**DOCUMENT SECTION:**
==================================================
The JRS is currently supporting 11 men who recently crossed the Channel in small boats and who have experienced trafficking, forced labour and torture on their journey to the UK.
One is from Syria and the rest from Sudan, a journey typically takes them through Libya, which is known to be rife with trafficking with numerous accounts of mistreatment and torture.
“Some have told us that they were sold between gangs, forced to work and never paid. Others were sold on repeatedly to other traffickers. Many bear the physical and mental scarring of this time,” added Teather.
One of the Sudanese men supported by JRS UK had spent four years in such conditions in Libya, but could not explain this at his “screening” interview as it was cut short.
Six others have shared records of their screening interviews with all six confirming that officials skipped the key questions: “Why have you come to the UK’? and “Please outline your journey to the UK.”
Four individuals whose screening interviews were cut short are scheduled to be removed on charter flights this week. A further four potential victims of trafficking have also removals scheduled for this week amid concerns from the organisation that they also have not been given full screening interviews.
==================================================
**RECORDS SHOWN:**
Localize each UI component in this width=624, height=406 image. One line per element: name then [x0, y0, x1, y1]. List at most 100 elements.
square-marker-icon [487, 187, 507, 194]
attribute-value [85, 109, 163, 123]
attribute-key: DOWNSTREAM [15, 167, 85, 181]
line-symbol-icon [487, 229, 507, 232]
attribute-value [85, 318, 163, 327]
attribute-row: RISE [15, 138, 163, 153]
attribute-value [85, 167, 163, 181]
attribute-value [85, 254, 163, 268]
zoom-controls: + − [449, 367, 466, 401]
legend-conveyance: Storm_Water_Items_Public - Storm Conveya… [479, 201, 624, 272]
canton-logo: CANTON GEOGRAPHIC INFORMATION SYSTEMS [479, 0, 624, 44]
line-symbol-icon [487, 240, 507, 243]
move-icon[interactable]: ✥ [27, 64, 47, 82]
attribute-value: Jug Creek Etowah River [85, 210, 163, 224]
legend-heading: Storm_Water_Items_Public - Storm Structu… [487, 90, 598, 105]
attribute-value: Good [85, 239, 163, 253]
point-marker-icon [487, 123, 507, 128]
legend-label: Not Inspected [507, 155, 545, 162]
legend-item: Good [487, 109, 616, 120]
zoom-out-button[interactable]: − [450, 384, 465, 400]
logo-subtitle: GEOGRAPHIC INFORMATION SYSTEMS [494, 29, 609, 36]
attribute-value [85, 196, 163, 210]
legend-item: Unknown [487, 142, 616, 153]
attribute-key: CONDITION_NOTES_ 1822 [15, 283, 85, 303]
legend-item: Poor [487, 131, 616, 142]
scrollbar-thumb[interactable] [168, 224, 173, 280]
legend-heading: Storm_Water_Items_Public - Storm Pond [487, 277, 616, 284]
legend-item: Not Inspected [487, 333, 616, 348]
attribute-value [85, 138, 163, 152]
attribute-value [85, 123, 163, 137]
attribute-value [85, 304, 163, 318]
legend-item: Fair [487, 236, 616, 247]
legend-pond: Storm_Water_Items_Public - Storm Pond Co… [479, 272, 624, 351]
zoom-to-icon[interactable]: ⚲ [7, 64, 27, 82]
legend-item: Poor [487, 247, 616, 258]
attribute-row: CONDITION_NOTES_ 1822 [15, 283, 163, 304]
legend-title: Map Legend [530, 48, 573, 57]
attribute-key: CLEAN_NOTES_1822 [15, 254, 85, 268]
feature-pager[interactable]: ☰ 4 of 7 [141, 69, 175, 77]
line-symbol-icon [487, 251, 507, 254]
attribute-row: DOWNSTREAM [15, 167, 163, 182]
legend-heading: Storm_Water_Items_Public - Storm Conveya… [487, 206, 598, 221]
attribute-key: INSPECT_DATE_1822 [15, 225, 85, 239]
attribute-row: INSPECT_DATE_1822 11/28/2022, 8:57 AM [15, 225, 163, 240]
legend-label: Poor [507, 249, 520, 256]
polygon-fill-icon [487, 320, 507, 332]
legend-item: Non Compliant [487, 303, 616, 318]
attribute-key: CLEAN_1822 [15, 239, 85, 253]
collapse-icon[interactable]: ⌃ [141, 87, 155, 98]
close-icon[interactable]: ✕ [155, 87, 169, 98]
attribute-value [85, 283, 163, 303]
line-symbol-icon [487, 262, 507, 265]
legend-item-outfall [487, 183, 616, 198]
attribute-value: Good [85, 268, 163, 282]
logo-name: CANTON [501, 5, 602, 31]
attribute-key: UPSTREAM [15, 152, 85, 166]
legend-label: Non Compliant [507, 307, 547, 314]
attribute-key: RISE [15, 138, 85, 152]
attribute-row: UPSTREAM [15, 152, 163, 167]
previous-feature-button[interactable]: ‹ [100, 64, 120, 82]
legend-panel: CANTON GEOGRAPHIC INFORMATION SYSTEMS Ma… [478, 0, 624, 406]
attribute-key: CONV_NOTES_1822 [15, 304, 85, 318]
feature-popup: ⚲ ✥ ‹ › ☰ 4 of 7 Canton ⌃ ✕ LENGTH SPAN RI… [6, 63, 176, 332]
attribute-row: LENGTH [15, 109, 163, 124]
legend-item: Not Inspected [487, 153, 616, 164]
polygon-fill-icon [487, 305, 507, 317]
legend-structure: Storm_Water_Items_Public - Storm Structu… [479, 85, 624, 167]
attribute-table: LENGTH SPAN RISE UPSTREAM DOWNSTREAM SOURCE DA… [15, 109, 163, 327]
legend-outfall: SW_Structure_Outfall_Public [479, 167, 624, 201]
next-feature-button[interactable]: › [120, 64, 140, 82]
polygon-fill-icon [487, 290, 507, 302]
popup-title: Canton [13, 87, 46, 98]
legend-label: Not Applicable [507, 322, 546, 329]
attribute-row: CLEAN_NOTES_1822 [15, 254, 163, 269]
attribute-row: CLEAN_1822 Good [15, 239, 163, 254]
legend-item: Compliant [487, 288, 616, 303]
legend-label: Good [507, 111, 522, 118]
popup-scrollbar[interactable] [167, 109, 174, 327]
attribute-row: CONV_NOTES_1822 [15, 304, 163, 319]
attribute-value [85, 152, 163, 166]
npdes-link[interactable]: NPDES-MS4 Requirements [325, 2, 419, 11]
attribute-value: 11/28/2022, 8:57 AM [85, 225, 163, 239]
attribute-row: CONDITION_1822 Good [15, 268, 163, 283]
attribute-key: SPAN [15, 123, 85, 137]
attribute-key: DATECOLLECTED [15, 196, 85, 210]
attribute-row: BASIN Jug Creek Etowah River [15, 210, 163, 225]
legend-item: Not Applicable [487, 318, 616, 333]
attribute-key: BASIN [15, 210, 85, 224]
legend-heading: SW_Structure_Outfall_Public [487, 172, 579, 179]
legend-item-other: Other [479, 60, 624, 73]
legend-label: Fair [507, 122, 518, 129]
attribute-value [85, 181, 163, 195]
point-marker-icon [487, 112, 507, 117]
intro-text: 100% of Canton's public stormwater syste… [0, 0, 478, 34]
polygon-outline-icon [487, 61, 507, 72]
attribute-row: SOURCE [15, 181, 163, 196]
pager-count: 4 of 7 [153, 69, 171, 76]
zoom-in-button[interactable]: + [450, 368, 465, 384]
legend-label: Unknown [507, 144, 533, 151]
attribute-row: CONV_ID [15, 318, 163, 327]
==================================================
**PROBLEMS AND TASKS:**
#1 According to the text on the Channel crossings, how many men is the JRS currently supporting?
#2 Transcribe the rows word for word, starting at the first row and ending at the row that contains "legend-conveyance: Storm_Water_Items_Public - Storm".

**ANSWERS TO THE EXERCISE:**
#1 11 men.

#2
Localize each UI component in this width=624, height=406 image. One line per element: name then [x0, y0, x1, y1]. List at most 100 elements.
square-marker-icon [487, 187, 507, 194]
attribute-value [85, 109, 163, 123]
attribute-key: DOWNSTREAM [15, 167, 85, 181]
line-symbol-icon [487, 229, 507, 232]
attribute-value [85, 318, 163, 327]
attribute-row: RISE [15, 138, 163, 153]
attribute-value [85, 167, 163, 181]
attribute-value [85, 254, 163, 268]
zoom-controls: + − [449, 367, 466, 401]
legend-conveyance: Storm_Water_Items_Public - Storm Conveya… [479, 201, 624, 272]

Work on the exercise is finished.